-- begin --

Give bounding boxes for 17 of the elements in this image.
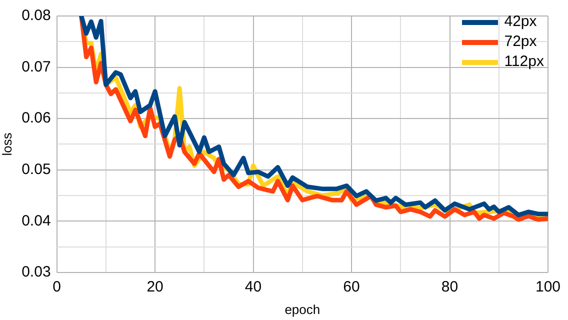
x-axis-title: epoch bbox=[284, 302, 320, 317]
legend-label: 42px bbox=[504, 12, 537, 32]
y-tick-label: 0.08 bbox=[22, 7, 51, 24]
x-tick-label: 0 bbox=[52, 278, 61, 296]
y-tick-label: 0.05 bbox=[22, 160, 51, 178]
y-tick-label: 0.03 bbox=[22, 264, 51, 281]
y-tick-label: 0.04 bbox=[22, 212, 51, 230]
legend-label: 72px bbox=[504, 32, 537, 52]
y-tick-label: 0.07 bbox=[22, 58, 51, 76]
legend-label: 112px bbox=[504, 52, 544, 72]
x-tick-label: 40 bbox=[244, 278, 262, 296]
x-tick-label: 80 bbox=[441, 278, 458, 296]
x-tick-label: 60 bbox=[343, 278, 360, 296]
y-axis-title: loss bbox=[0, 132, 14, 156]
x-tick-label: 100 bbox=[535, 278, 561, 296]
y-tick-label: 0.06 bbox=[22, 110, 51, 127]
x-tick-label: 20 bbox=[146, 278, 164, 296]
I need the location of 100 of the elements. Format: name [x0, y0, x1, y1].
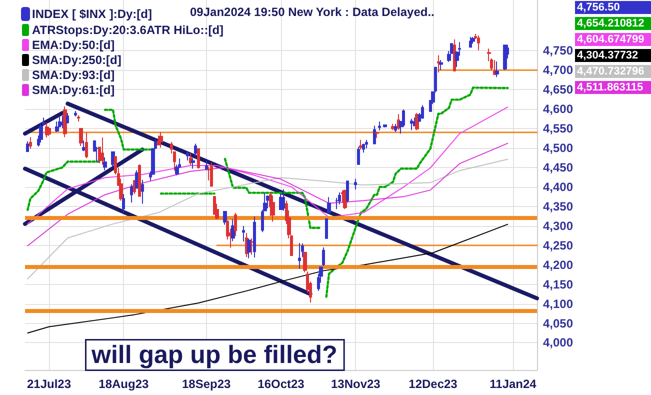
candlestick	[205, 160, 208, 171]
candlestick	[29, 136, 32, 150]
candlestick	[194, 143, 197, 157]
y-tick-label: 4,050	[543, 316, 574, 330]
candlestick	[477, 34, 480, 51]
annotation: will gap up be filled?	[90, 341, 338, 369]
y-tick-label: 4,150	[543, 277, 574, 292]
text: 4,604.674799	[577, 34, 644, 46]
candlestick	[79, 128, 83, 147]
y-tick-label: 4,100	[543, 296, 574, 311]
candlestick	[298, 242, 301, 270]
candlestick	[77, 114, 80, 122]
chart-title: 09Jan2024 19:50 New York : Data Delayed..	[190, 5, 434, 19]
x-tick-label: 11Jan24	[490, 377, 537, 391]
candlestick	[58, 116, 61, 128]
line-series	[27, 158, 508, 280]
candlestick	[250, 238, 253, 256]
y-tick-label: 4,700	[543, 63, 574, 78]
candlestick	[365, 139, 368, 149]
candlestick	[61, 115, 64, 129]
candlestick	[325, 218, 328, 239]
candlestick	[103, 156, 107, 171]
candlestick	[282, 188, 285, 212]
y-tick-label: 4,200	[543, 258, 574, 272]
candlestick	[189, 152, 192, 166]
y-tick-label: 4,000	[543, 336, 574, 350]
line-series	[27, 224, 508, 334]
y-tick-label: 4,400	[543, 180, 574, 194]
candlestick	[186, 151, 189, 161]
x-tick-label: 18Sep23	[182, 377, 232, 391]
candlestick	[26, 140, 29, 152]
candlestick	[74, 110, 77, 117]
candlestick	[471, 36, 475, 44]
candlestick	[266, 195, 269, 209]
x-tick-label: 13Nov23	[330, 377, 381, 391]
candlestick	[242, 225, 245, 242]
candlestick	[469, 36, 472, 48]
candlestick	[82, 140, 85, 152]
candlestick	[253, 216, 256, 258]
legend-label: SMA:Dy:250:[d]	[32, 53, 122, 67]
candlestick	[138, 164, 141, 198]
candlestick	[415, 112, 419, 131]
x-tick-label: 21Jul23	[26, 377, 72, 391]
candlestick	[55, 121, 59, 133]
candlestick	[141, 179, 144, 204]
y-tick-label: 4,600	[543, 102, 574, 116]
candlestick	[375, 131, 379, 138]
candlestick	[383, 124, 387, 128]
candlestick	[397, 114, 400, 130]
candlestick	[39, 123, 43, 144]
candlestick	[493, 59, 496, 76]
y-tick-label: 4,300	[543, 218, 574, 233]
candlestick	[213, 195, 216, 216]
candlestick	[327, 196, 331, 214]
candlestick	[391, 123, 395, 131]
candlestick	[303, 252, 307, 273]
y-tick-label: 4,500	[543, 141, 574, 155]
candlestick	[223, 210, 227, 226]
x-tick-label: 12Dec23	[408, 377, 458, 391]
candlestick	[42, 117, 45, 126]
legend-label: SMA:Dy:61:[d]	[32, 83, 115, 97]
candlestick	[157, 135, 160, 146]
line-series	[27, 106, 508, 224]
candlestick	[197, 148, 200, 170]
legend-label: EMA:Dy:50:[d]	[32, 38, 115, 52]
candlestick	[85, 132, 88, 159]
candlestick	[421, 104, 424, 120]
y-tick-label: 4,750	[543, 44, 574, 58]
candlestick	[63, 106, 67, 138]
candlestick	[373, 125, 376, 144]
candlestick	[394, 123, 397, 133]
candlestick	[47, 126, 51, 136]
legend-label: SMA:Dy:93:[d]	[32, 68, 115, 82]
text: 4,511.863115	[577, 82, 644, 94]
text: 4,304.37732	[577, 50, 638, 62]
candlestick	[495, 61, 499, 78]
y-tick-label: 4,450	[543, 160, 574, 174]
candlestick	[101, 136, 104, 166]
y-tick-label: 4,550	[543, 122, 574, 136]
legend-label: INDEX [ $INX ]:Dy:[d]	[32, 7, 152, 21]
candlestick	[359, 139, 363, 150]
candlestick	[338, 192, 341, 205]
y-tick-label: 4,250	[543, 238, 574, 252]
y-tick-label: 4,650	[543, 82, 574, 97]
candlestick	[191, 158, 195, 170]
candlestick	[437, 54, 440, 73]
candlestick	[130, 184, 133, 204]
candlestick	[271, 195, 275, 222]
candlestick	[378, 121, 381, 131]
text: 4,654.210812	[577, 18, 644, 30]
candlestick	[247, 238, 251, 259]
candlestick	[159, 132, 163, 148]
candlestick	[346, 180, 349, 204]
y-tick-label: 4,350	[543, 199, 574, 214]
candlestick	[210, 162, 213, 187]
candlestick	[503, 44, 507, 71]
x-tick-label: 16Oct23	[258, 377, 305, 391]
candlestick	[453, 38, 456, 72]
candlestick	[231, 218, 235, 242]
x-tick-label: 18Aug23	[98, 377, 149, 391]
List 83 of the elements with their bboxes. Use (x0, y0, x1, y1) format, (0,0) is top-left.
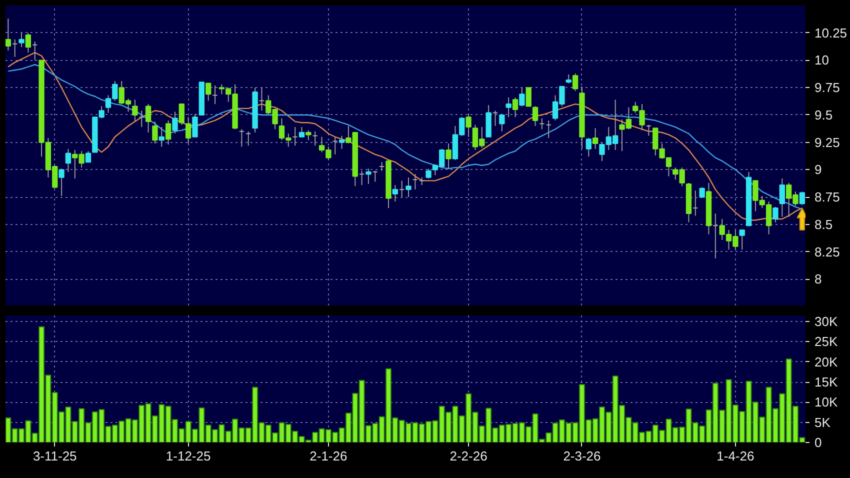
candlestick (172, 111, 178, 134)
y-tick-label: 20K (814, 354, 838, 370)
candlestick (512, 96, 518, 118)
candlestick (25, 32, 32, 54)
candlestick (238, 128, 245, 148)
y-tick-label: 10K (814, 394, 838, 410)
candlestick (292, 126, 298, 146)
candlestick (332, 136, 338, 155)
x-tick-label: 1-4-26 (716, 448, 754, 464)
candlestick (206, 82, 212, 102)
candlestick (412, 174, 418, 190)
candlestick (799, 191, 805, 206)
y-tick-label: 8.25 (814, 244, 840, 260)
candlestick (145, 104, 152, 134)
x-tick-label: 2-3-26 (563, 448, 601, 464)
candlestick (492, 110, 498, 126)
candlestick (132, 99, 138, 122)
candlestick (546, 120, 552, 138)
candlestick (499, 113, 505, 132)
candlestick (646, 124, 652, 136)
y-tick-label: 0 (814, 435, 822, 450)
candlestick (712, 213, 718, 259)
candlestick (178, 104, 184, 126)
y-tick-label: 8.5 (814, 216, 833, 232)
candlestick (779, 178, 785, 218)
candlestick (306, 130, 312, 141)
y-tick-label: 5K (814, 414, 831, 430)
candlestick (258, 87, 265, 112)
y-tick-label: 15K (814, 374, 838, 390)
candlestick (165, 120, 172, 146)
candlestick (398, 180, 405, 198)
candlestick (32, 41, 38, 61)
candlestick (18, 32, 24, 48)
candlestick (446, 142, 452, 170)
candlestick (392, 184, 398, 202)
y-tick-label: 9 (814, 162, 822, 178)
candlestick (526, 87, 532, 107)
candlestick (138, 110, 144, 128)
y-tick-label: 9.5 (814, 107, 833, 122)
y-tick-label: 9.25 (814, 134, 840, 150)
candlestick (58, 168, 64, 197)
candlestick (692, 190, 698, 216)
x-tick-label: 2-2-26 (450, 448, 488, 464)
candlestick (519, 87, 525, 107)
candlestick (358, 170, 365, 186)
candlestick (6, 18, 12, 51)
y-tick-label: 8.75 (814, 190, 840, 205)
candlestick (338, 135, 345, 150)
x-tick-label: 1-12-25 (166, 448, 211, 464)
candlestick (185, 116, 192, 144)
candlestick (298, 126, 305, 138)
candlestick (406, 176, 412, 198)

-- end --

◆ WHAT THE TASK REQUIRES: Please express the records as a numbered list, beginning at the first line of the records and stopping after the line that has "I need the location". Leave out blank lines and the pictures.

◆ ANSWER TO THIS EXERCISE:
1. Give bounding boxes for 17 of the elements in this image.
2. x-axis-title: epoch bbox=[284, 302, 320, 317]
3. legend-label: 42px bbox=[504, 12, 537, 32]
4. y-tick-label: 0.08 bbox=[22, 7, 51, 24]
5. x-tick-label: 0 bbox=[52, 278, 61, 296]
6. y-tick-label: 0.05 bbox=[22, 160, 51, 178]
7. y-tick-label: 0.03 bbox=[22, 264, 51, 281]
8. y-tick-label: 0.04 bbox=[22, 212, 51, 230]
9. legend-label: 72px bbox=[504, 32, 537, 52]
10. y-tick-label: 0.07 bbox=[22, 58, 51, 76]
11. legend-label: 112px bbox=[504, 52, 544, 72]
12. x-tick-label: 40 bbox=[244, 278, 262, 296]
13. x-tick-label: 80 bbox=[441, 278, 458, 296]
14. x-tick-label: 60 bbox=[343, 278, 360, 296]
15. y-axis-title: loss bbox=[0, 132, 14, 156]
16. x-tick-label: 100 bbox=[535, 278, 561, 296]
17. y-tick-label: 0.06 bbox=[22, 110, 51, 127]
18. x-tick-label: 20 bbox=[146, 278, 164, 296]
19. I need the location of 100 of the elements. Format: name [x0, y0, x1, y1].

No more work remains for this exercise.